Goal
Wherever a line holds the string "warranty", copy that line.

Task input
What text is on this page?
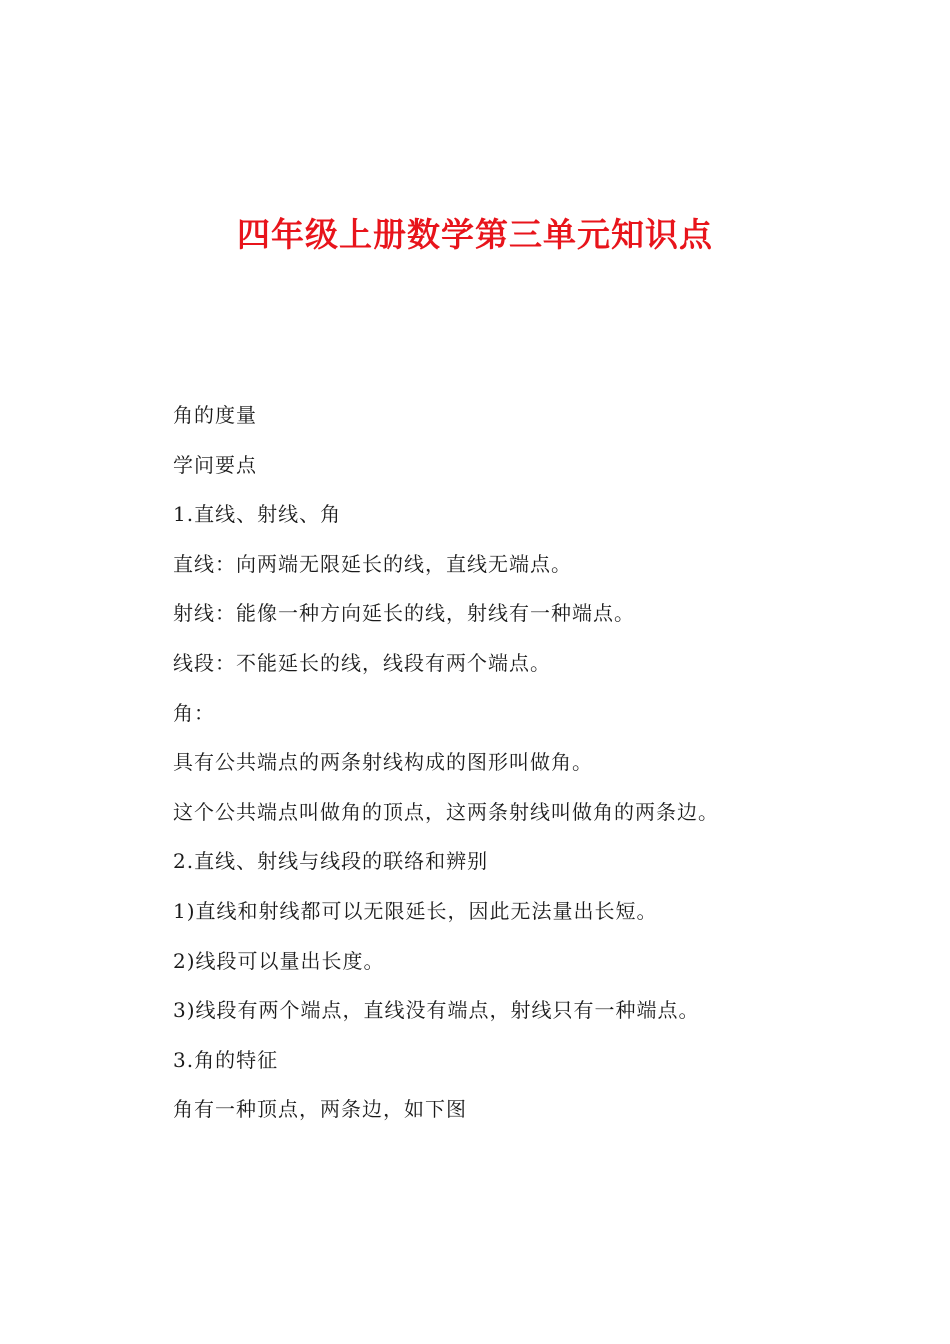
四年级上册数学第三单元知识点
角的度量
学问要点
1.直线、射线、角
直线：向两端无限延长的线，直线无端点。
射线：能像一种方向延长的线，射线有一种端点。
线段：不能延长的线，线段有两个端点。
角：
具有公共端点的两条射线构成的图形叫做角。
这个公共端点叫做角的顶点，这两条射线叫做角的两条边。
2.直线、射线与线段的联络和辨别
1)直线和射线都可以无限延长，因此无法量出长短。
2)线段可以量出长度。
3)线段有两个端点，直线没有端点，射线只有一种端点。
3.角的特征
角有一种顶点，两条边，如下图
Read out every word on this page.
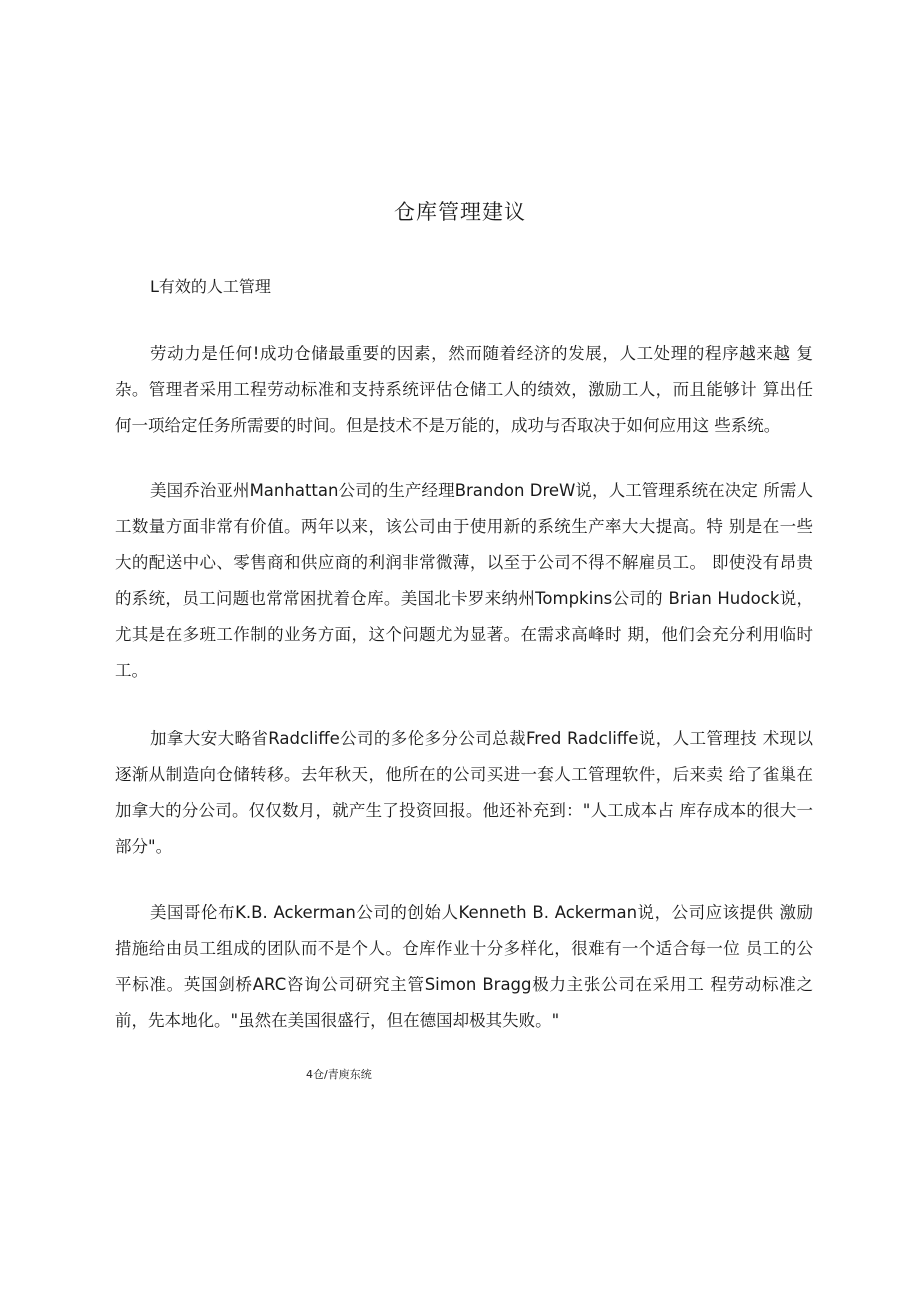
仓库管理建议
L有效的人工管理

劳动力是任何!成功仓储最重要的因素，然而随着经济的发展，人工处理的程序越来越 复杂。管理者采用工程劳动标准和支持系统评估仓储工人的绩效，激励工人，而且能够计 算出任何一项给定任务所需要的时间。但是技术不是万能的，成功与否取决于如何应用这 些系统。

美国乔治亚州Manhattan公司的生产经理Brandon DreW说，人工管理系统在决定 所需人工数量方面非常有价值。两年以来，该公司由于使用新的系统生产率大大提高。特 别是在一些大的配送中心、零售商和供应商的利润非常微薄，以至于公司不得不解雇员工。 即使没有昂贵的系统，员工问题也常常困扰着仓库。美国北卡罗来纳州Tompkins公司的 Brian Hudock说，尤其是在多班工作制的业务方面，这个问题尤为显著。在需求高峰时 期，他们会充分利用临时工。

加拿大安大略省Radcliffe公司的多伦多分公司总裁Fred Radcliffe说，人工管理技 术现以逐渐从制造向仓储转移。去年秋天，他所在的公司买进一套人工管理软件，后来卖 给了雀巢在加拿大的分公司。仅仅数月，就产生了投资回报。他还补充到："人工成本占 库存成本的很大一部分"。

美国哥伦布K.B. Ackerman公司的创始人Kenneth B. Ackerman说，公司应该提供 激励措施给由员工组成的团队而不是个人。仓库作业十分多样化，很难有一个适合每一位 员工的公平标准。英国剑桥ARC咨询公司研究主管Simon Bragg极力主张公司在采用工 程劳动标准之前，先本地化。"虽然在美国很盛行，但在德国却极其失败。"

4仓/青庾东统
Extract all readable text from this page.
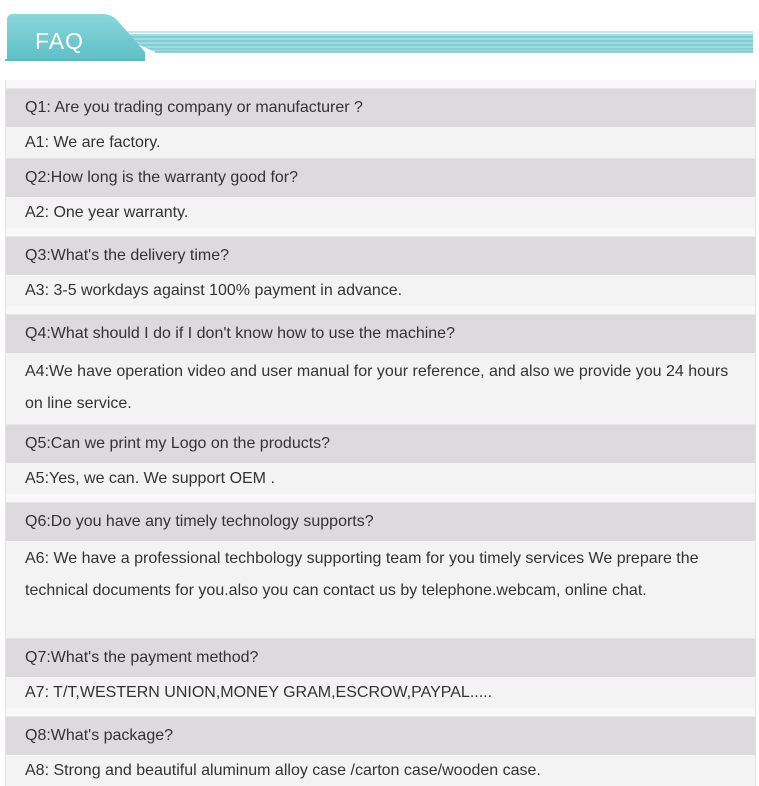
FAQ
Q1: Are you trading company or manufacturer ?
A1: We are factory.
Q2:How long is the warranty good for?
A2: One year warranty.
Q3:What's the delivery time?
A3: 3-5 workdays against 100% payment in advance.
Q4:What should I do if I don't know how to use the machine?
A4:We have operation video and user manual for your reference, and also we provide you 24 hours on line service.
Q5:Can we print my Logo on the products?
A5:Yes, we can. We support OEM .
Q6:Do you have any timely technology supports?
A6: We have a professional techbology supporting team for you timely services We prepare the technical documents for you.also you can contact us by telephone.webcam, online chat.
Q7:What's the payment method?
A7: T/T,WESTERN UNION,MONEY GRAM,ESCROW,PAYPAL.....
Q8:What's package?
A8: Strong and beautiful aluminum alloy case /carton case/wooden case.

The completed task
Q2:How long is the warranty good for?
A2: One year warranty.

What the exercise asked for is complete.